## Stated problem
Show all lines holding the string "color".

Figure dataset records
■ ■ ■ ■ ■

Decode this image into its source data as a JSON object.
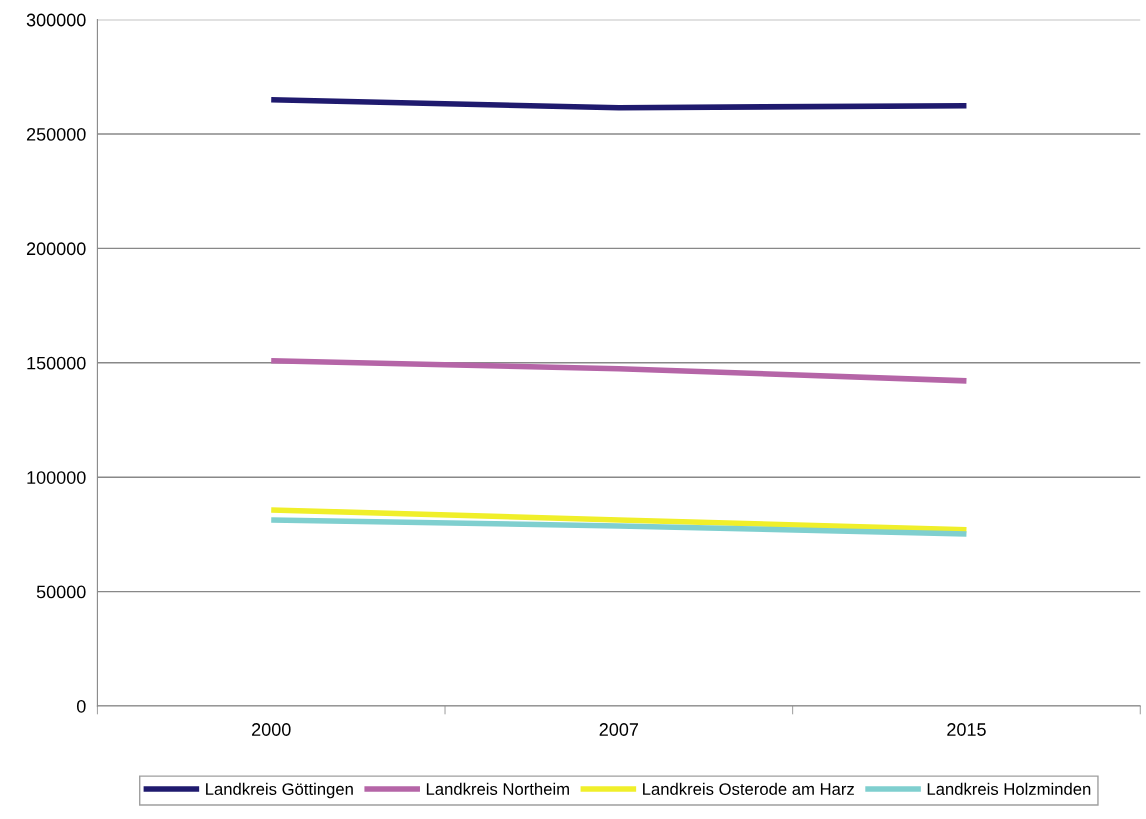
{
  "chart_data": {
    "type": "line",
    "categories": [
      "2000",
      "2007",
      "2015"
    ],
    "series": [
      {
        "name": "Landkreis Göttingen",
        "color": "#1f1a6e",
        "values": [
          265000,
          261500,
          262400
        ]
      },
      {
        "name": "Landkreis Northeim",
        "color": "#b565a7",
        "values": [
          150900,
          147400,
          142100
        ]
      },
      {
        "name": "Landkreis Osterode am Harz",
        "color": "#f0ef2a",
        "values": [
          85700,
          81300,
          77000
        ]
      },
      {
        "name": "Landkreis Holzminden",
        "color": "#7fcfcf",
        "values": [
          81300,
          78700,
          75200
        ]
      }
    ],
    "ylim": [
      0,
      300000
    ],
    "yticks": [
      0,
      50000,
      100000,
      150000,
      200000,
      250000,
      300000
    ],
    "grid": "y",
    "legend": "bottom",
    "marker": "none",
    "line_style": "solid"
  }
}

■ ■ ■ ■ ■

## Exercise solution
        "color": "#1f1a6e",
        "color": "#b565a7",
        "color": "#f0ef2a",
        "color": "#7fcfcf",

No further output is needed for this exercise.